▶ [LISTING]

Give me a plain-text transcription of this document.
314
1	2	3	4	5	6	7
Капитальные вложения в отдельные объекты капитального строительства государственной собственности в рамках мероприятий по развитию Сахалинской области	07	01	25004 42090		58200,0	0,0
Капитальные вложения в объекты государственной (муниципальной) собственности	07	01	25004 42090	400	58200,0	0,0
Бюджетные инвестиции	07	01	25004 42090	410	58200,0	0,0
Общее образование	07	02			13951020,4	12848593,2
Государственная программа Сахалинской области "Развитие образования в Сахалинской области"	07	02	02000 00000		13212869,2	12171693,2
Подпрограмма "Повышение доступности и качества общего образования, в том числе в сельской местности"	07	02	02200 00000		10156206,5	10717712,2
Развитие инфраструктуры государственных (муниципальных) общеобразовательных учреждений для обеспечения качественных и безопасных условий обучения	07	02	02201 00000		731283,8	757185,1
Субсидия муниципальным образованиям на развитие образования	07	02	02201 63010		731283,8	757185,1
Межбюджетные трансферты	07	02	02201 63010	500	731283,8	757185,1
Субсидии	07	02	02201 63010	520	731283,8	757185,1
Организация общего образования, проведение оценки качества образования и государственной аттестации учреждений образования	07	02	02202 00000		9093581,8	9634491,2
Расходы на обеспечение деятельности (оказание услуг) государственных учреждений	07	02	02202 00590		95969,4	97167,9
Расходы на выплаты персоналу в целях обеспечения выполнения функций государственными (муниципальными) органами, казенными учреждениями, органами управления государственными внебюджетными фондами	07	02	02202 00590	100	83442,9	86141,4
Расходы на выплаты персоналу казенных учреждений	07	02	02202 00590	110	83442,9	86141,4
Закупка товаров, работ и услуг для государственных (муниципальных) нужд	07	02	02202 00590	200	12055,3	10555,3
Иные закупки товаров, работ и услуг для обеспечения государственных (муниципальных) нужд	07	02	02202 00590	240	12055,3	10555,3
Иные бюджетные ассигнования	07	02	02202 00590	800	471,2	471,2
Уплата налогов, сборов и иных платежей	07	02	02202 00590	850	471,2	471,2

▶ [AIM OF THE EXERCISE] Scan the material above. Copy each line where "Иные" occurs.

▶ [EXPECTED OUTPUT]
Иные закупки товаров, работ и услуг для обеспечения государственных (муниципальных) нужд	07	02	02202 00590	240	12055,3	10555,3
Иные бюджетные ассигнования	07	02	02202 00590	800	471,2	471,2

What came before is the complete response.